> Task brief: Set the data down again, exactly as it reads, but without the pictures.

Figure collection entries:

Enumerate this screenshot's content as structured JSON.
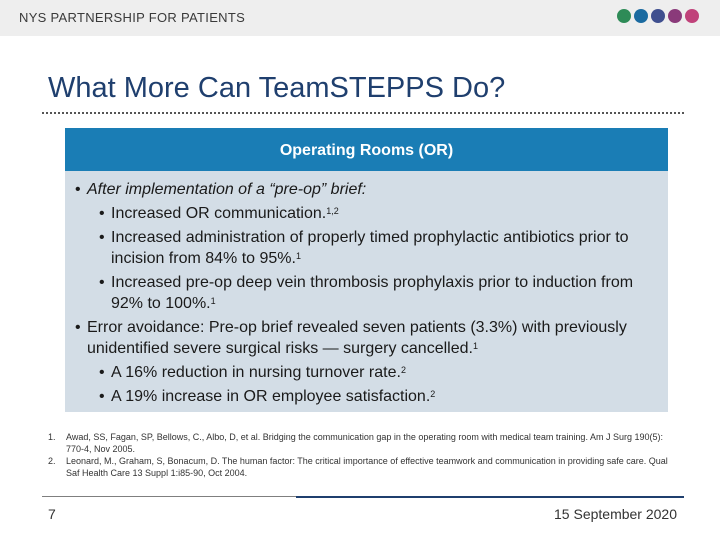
{
  "header": {
    "org": "NYS PARTNERSHIP FOR PATIENTS",
    "dot_colors": [
      "#2e8b57",
      "#1a6aa0",
      "#3f4f8f",
      "#8a3a7a",
      "#c0427a"
    ]
  },
  "title": "What More Can TeamSTEPPS Do?",
  "panel": {
    "heading": "Operating Rooms (OR)",
    "bullet_char": "•",
    "items": [
      {
        "text": "After implementation of a “pre-op” brief:",
        "sup": ""
      },
      {
        "text": "Increased OR communication.",
        "sup": "1,2"
      },
      {
        "text": "Increased administration of properly timed prophylactic antibiotics prior to incision from 84% to 95%.",
        "sup": "1"
      },
      {
        "text": "Increased pre-op deep vein thrombosis prophylaxis prior to induction from 92% to 100%.",
        "sup": "1"
      },
      {
        "text": "Error avoidance: Pre-op brief revealed seven patients (3.3%) with previously unidentified severe surgical risks — surgery cancelled.",
        "sup": "1"
      },
      {
        "text": "A 16% reduction in nursing turnover rate.",
        "sup": "2"
      },
      {
        "text": "A 19% increase in OR employee satisfaction.",
        "sup": "2"
      }
    ]
  },
  "references": [
    {
      "num": "1.",
      "text": "Awad, SS, Fagan, SP, Bellows, C., Albo, D, et al. Bridging the communication gap in the operating room with medical team training. Am J Surg 190(5): 770-4, Nov 2005."
    },
    {
      "num": "2.",
      "text": "Leonard, M., Graham, S, Bonacum, D. The human factor: The critical importance of effective teamwork and communication in providing safe care. Qual Saf Health Care 13 Suppl 1:i85-90, Oct 2004."
    }
  ],
  "footer": {
    "page": "7",
    "date": "15 September 2020"
  }
}
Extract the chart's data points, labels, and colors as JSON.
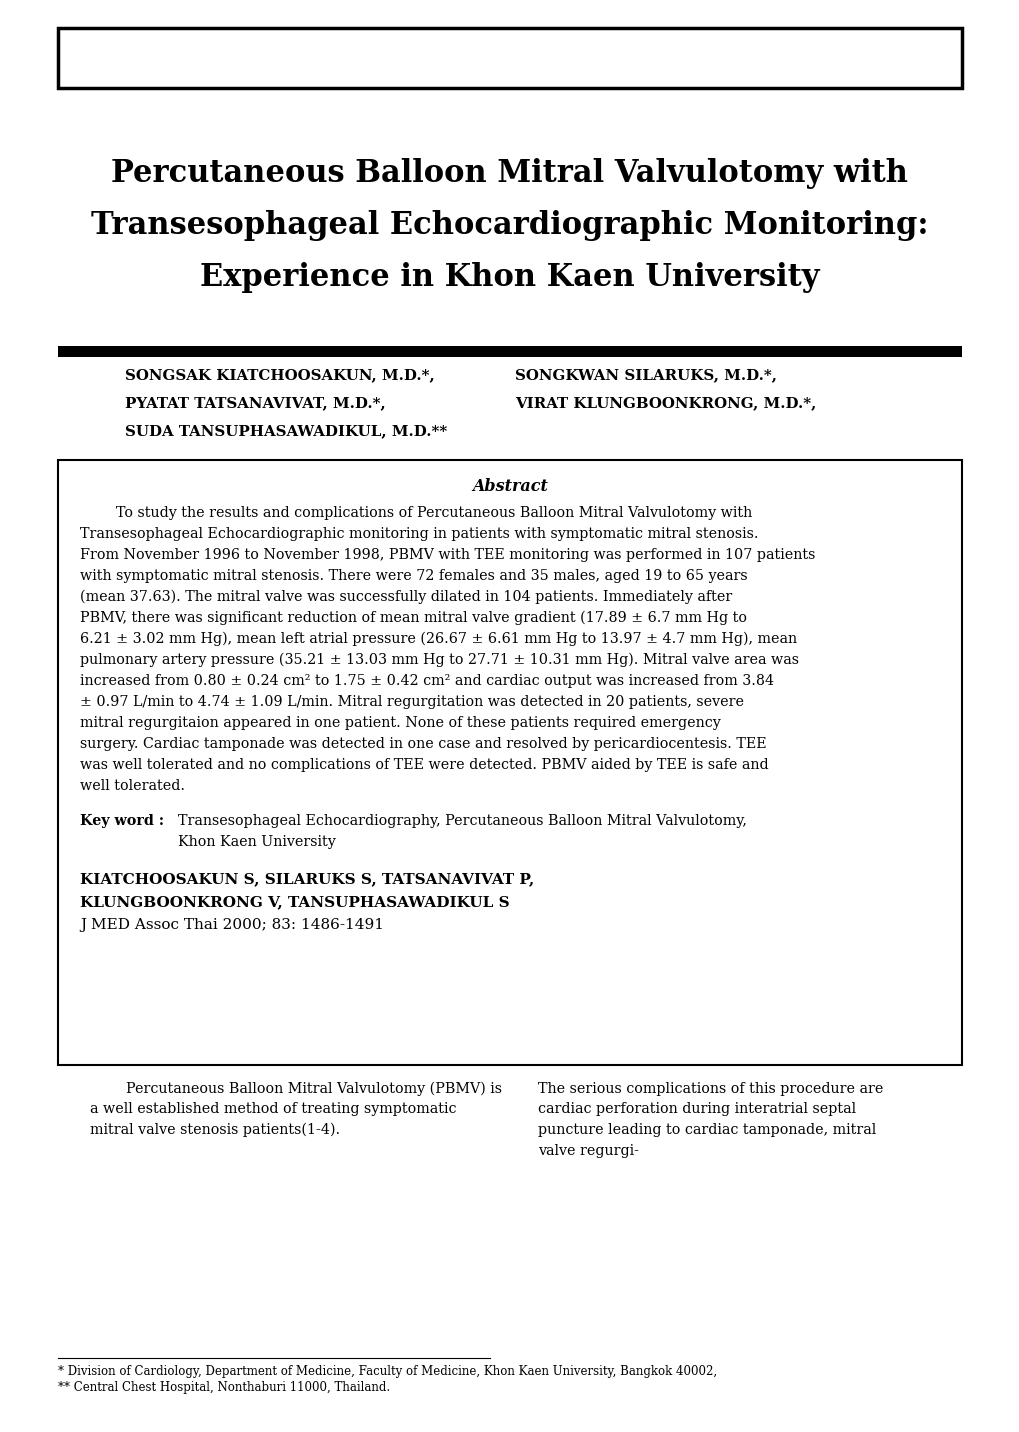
{
  "bg_color": "#ffffff",
  "title_line1": "Percutaneous Balloon Mitral Valvulotomy with",
  "title_line2": "Transesophageal Echocardiographic Monitoring:",
  "title_line3": "Experience in Khon Kaen University",
  "authors_left": [
    "SONGSAK KIATCHOOSAKUN, M.D.*,",
    "PYATAT TATSANAVIVAT, M.D.*,",
    "SUDA TANSUPHASAWADIKUL, M.D.**"
  ],
  "authors_right": [
    "SONGKWAN SILARUKS, M.D.*,",
    "VIRAT KLUNGBOONKRONG, M.D.*,"
  ],
  "abstract_title": "Abstract",
  "abstract_text": "To study the results and complications of Percutaneous Balloon Mitral Valvulotomy with Transesophageal Echocardiographic monitoring in patients with symptomatic mitral stenosis. From November 1996 to November 1998, PBMV with TEE monitoring was performed in 107 patients with symptomatic mitral stenosis. There were 72 females and 35 males, aged 19 to 65 years (mean 37.63). The mitral valve was successfully dilated in 104 patients. Immediately after PBMV, there was significant reduction of mean mitral valve gradient (17.89 ± 6.7 mm Hg to 6.21 ± 3.02 mm Hg), mean left atrial pressure (26.67 ± 6.61 mm Hg to 13.97 ± 4.7 mm Hg), mean pulmonary artery pressure (35.21 ± 13.03 mm Hg to 27.71 ± 10.31 mm Hg). Mitral valve area was increased from 0.80 ± 0.24 cm² to 1.75 ± 0.42 cm² and cardiac output was increased from 3.84 ± 0.97 L/min to 4.74 ± 1.09 L/min. Mitral regurgitation was detected in 20 patients, severe mitral regurgitaion appeared in one patient. None of these patients required emergency surgery. Cardiac tamponade was detected in one case and resolved by pericardiocentesis. TEE was well tolerated and no complications of TEE were detected. PBMV aided by TEE is safe and well tolerated.",
  "keyword_label": "Key word :",
  "keyword_text": "Transesophageal Echocardiography, Percutaneous Balloon Mitral Valvulotomy, Khon Kaen University",
  "citation_line1": "KIATCHOOSAKUN S, SILARUKS S, TATSANAVIVAT P,",
  "citation_line2": "KLUNGBOONKRONG V, TANSUPHASAWADIKUL S",
  "citation_line3": "J MED Assoc Thai 2000; 83: 1486-1491",
  "body_col1": "Percutaneous Balloon Mitral Valvulotomy (PBMV) is a well established method of treating symptomatic mitral valve stenosis patients(1-4).",
  "body_col2": "The serious complications of this procedure are cardiac perforation during interatrial septal puncture leading to cardiac tamponade, mitral valve regurgi-",
  "footnote1": "* Division of Cardiology, Department of Medicine, Faculty of Medicine, Khon Kaen University, Bangkok 40002,",
  "footnote2": "** Central Chest Hospital, Nonthaburi 11000, Thailand."
}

> Written answer:
Enumerate this screenshot's content as structured JSON.
{
  "header": {
    "org": "NYS PARTNERSHIP FOR PATIENTS",
    "dot_colors": [
      "#2e8b57",
      "#1a6aa0",
      "#3f4f8f",
      "#8a3a7a",
      "#c0427a"
    ]
  },
  "title": "What More Can TeamSTEPPS Do?",
  "panel": {
    "heading": "Operating Rooms (OR)",
    "bullet_char": "•",
    "items": [
      {
        "text": "After implementation of a “pre-op” brief:",
        "sup": ""
      },
      {
        "text": "Increased OR communication.",
        "sup": "1,2"
      },
      {
        "text": "Increased administration of properly timed prophylactic antibiotics prior to incision from 84% to 95%.",
        "sup": "1"
      },
      {
        "text": "Increased pre-op deep vein thrombosis prophylaxis prior to induction from 92% to 100%.",
        "sup": "1"
      },
      {
        "text": "Error avoidance: Pre-op brief revealed seven patients (3.3%) with previously unidentified severe surgical risks — surgery cancelled.",
        "sup": "1"
      },
      {
        "text": "A 16% reduction in nursing turnover rate.",
        "sup": "2"
      },
      {
        "text": "A 19% increase in OR employee satisfaction.",
        "sup": "2"
      }
    ]
  },
  "references": [
    {
      "num": "1.",
      "text": "Awad, SS, Fagan, SP, Bellows, C., Albo, D, et al. Bridging the communication gap in the operating room with medical team training. Am J Surg 190(5): 770-4, Nov 2005."
    },
    {
      "num": "2.",
      "text": "Leonard, M., Graham, S, Bonacum, D. The human factor: The critical importance of effective teamwork and communication in providing safe care. Qual Saf Health Care 13 Suppl 1:i85-90, Oct 2004."
    }
  ],
  "footer": {
    "page": "7",
    "date": "15 September 2020"
  }
}
Extract the chart's data points, labels, and colors as JSON.
{
  "bg_color": "#ffffff",
  "title_line1": "Percutaneous Balloon Mitral Valvulotomy with",
  "title_line2": "Transesophageal Echocardiographic Monitoring:",
  "title_line3": "Experience in Khon Kaen University",
  "authors_left": [
    "SONGSAK KIATCHOOSAKUN, M.D.*,",
    "PYATAT TATSANAVIVAT, M.D.*,",
    "SUDA TANSUPHASAWADIKUL, M.D.**"
  ],
  "authors_right": [
    "SONGKWAN SILARUKS, M.D.*,",
    "VIRAT KLUNGBOONKRONG, M.D.*,"
  ],
  "abstract_title": "Abstract",
  "abstract_text": "To study the results and complications of Percutaneous Balloon Mitral Valvulotomy with Transesophageal Echocardiographic monitoring in patients with symptomatic mitral stenosis. From November 1996 to November 1998, PBMV with TEE monitoring was performed in 107 patients with symptomatic mitral stenosis. There were 72 females and 35 males, aged 19 to 65 years (mean 37.63). The mitral valve was successfully dilated in 104 patients. Immediately after PBMV, there was significant reduction of mean mitral valve gradient (17.89 ± 6.7 mm Hg to 6.21 ± 3.02 mm Hg), mean left atrial pressure (26.67 ± 6.61 mm Hg to 13.97 ± 4.7 mm Hg), mean pulmonary artery pressure (35.21 ± 13.03 mm Hg to 27.71 ± 10.31 mm Hg). Mitral valve area was increased from 0.80 ± 0.24 cm² to 1.75 ± 0.42 cm² and cardiac output was increased from 3.84 ± 0.97 L/min to 4.74 ± 1.09 L/min. Mitral regurgitation was detected in 20 patients, severe mitral regurgitaion appeared in one patient. None of these patients required emergency surgery. Cardiac tamponade was detected in one case and resolved by pericardiocentesis. TEE was well tolerated and no complications of TEE were detected. PBMV aided by TEE is safe and well tolerated.",
  "keyword_label": "Key word :",
  "keyword_text": "Transesophageal Echocardiography, Percutaneous Balloon Mitral Valvulotomy, Khon Kaen University",
  "citation_line1": "KIATCHOOSAKUN S, SILARUKS S, TATSANAVIVAT P,",
  "citation_line2": "KLUNGBOONKRONG V, TANSUPHASAWADIKUL S",
  "citation_line3": "J MED Assoc Thai 2000; 83: 1486-1491",
  "body_col1": "Percutaneous Balloon Mitral Valvulotomy (PBMV) is a well established method of treating symptomatic mitral valve stenosis patients(1-4).",
  "body_col2": "The serious complications of this procedure are cardiac perforation during interatrial septal puncture leading to cardiac tamponade, mitral valve regurgi-",
  "footnote1": "* Division of Cardiology, Department of Medicine, Faculty of Medicine, Khon Kaen University, Bangkok 40002,",
  "footnote2": "** Central Chest Hospital, Nonthaburi 11000, Thailand."
}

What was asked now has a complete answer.